Mood Disorders and Suicide

Chapter 8: Mood Disorders and Suicide

Outline

  1. General Characteristics of Mood Disorders

  2. Psychological Theories of Mood Disorders

  3. Biological Theories of Mood Disorders

  4. Therapies for Mood Disorders

  5. Suicide

Mood Disorders: General Characteristics

  • Intensity and Seriousness: Mood disorders are significantly more serious than typical emotional states that everyone experiences. They involve substantial disturbances in emotional states.

  • Types of Emotional Disturbance:

    • Extreme sadness (depression)

    • Extreme elation or irritability (mania)

  • Impact on Functioning: Mood disorders are disabling, interfering substantially with daily activities and functioning.

  • Associated Psychological Problems: Mood disorders are often associated with other serious psychological issues, such as:

    • Panic attacks

    • Substance abuse

    • Sexual dysfunction

    • Personality disorders

Depression: Signs and Symptoms

  • Emotional Disturbance:

    • Great sadness

    • Feelings of worthlessness and guilt

    • Withdrawal from social interactions

  • Cognitive Symptoms:

    • Self-criticism and self-blame

    • Indecisiveness and slow thinking

    • Persistent thoughts of suicide or death

    • Difficulty in concentrating and solving problems

  • Physical Symptoms (Somatic Disturbance):

    • Changes in sleep and appetite

    • Loss of sexual desire and interest in usual activities

    • Neglect of personal hygiene and appearance

Depression: Cultural Variability

  • Symptoms of depression may vary across cultures.

  • In children, physical symptoms are often the most common early indicators of depression.

Data extracts -

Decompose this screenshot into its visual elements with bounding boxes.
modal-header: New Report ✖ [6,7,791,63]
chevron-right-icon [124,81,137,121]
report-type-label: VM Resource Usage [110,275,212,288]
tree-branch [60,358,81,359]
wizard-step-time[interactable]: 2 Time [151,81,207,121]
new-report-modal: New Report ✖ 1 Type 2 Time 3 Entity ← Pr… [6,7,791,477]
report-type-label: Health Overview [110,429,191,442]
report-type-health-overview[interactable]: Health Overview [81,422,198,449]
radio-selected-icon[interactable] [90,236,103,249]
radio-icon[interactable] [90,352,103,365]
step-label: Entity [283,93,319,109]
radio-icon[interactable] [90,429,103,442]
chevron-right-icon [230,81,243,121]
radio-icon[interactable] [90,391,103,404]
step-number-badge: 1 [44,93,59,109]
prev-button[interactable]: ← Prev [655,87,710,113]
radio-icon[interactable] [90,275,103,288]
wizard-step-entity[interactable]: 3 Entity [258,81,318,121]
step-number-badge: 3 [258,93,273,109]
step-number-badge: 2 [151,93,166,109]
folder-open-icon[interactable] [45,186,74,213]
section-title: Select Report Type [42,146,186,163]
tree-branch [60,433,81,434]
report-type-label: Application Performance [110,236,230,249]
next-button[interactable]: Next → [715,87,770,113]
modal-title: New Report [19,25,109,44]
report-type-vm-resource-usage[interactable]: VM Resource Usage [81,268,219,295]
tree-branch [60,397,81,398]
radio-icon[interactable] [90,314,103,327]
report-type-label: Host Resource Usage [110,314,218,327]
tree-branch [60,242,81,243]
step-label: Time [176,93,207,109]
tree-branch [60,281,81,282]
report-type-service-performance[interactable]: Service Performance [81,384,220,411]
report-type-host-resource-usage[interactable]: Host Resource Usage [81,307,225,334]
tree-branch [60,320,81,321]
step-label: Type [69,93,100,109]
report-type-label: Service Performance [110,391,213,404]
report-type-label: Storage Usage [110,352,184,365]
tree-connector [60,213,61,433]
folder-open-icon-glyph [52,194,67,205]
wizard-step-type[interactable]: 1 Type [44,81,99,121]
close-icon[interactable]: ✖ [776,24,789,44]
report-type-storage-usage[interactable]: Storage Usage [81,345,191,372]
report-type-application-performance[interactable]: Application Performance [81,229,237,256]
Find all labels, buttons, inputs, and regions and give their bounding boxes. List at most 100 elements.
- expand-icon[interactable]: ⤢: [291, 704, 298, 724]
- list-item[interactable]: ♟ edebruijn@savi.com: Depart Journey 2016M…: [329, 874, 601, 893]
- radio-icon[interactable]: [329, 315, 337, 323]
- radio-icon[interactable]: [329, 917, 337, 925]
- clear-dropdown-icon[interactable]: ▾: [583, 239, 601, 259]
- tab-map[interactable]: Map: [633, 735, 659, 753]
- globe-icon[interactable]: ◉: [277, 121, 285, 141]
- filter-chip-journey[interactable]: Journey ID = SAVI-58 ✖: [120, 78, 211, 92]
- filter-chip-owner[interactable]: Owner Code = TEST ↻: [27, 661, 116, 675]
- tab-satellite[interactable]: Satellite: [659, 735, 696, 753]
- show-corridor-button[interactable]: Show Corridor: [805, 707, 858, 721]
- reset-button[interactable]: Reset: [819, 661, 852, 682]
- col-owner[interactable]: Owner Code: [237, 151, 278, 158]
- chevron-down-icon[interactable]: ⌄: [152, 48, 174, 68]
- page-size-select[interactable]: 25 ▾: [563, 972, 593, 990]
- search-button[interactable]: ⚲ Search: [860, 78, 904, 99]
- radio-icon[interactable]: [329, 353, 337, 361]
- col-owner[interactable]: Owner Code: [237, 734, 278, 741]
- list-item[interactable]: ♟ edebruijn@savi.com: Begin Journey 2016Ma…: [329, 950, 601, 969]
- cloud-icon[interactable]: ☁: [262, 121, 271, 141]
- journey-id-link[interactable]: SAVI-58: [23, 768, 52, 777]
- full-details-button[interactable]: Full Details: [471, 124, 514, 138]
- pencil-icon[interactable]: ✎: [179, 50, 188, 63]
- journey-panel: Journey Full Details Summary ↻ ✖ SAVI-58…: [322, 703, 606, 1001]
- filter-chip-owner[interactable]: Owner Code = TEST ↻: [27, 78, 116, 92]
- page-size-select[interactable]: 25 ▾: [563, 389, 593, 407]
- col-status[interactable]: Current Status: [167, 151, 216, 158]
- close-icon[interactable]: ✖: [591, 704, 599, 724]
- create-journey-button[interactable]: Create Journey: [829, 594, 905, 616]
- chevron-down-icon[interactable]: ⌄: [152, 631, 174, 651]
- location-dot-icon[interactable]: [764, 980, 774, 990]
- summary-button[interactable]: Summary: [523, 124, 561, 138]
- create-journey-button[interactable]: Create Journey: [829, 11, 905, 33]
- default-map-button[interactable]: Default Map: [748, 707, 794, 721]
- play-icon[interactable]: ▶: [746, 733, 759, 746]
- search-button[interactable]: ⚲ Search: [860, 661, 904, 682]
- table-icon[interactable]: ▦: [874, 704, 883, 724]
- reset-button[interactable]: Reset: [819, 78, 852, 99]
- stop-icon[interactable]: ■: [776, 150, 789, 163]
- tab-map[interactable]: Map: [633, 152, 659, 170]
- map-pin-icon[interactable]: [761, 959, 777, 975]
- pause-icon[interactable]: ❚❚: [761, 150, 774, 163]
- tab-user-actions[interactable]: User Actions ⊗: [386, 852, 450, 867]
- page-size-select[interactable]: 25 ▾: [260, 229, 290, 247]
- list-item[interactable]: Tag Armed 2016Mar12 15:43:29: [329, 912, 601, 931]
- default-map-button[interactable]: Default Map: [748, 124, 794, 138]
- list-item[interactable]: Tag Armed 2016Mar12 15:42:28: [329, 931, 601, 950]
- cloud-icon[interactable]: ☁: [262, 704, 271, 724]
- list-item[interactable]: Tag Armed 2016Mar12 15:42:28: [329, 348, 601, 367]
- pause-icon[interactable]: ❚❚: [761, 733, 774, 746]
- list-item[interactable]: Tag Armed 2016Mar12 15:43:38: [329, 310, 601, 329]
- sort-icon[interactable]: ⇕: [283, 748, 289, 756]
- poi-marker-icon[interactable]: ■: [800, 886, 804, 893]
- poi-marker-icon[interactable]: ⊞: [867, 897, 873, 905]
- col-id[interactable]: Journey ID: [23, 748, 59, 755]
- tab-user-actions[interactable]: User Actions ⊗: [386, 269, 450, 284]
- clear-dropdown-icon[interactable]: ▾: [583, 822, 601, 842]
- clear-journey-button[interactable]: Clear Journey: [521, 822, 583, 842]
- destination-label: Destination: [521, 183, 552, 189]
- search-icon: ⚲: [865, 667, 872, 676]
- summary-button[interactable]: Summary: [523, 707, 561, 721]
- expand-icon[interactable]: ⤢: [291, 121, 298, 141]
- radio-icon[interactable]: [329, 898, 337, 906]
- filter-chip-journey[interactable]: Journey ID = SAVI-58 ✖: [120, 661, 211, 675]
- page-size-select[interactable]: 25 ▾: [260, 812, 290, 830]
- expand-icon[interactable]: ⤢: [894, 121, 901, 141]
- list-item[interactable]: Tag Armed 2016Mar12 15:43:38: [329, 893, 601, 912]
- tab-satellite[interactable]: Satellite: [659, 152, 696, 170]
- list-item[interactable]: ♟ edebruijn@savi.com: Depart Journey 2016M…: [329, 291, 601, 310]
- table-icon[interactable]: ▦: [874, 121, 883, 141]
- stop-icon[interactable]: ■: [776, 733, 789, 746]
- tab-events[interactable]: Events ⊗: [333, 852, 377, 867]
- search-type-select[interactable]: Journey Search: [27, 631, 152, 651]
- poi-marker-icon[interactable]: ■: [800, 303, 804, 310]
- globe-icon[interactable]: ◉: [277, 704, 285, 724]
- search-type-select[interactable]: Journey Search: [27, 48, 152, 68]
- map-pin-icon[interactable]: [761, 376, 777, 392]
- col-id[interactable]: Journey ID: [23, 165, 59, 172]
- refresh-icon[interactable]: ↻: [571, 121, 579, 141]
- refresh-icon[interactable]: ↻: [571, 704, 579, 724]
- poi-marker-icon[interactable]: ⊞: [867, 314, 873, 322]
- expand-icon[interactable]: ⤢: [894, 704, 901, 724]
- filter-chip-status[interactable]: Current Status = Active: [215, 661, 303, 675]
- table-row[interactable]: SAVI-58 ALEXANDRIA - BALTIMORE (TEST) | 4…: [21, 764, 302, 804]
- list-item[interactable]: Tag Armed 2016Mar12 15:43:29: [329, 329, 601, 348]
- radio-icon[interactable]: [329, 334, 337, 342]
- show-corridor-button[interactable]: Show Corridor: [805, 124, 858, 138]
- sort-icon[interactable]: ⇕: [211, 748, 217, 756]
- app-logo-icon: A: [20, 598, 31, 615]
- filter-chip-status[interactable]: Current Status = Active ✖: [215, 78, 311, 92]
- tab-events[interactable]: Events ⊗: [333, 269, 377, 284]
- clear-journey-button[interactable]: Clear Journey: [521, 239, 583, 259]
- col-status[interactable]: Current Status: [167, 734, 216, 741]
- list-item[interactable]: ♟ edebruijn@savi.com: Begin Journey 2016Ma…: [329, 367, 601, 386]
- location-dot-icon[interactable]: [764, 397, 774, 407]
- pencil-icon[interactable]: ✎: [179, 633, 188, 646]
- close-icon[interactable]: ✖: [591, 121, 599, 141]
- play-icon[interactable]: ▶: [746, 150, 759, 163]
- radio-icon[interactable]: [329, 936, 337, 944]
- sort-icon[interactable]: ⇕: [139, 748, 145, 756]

Assignment A - Copy everything in the chapter on mood disorders from "1. General Characteristics" down to "in emotional states.", and swap "Theories" for "Models".
Assignment B - According to the chapter on mood disorders, what are often the most common early signs of depression in children?
The entries have nothing to do with the chapter on mood disorders.

Your solution A -
1. General Characteristics of Mood Disorders

  2. Psychological Models of Mood Disorders

  3. Biological Models of Mood Disorders

  4. Therapies for Mood Disorders

  5. Suicide

Mood Disorders: General Characteristics

  • Intensity and Seriousness: Mood disorders are significantly more serious than typical emotional states that everyone experiences. They involve substantial disturbances in emotional states.

Your solution B - Physical symptoms.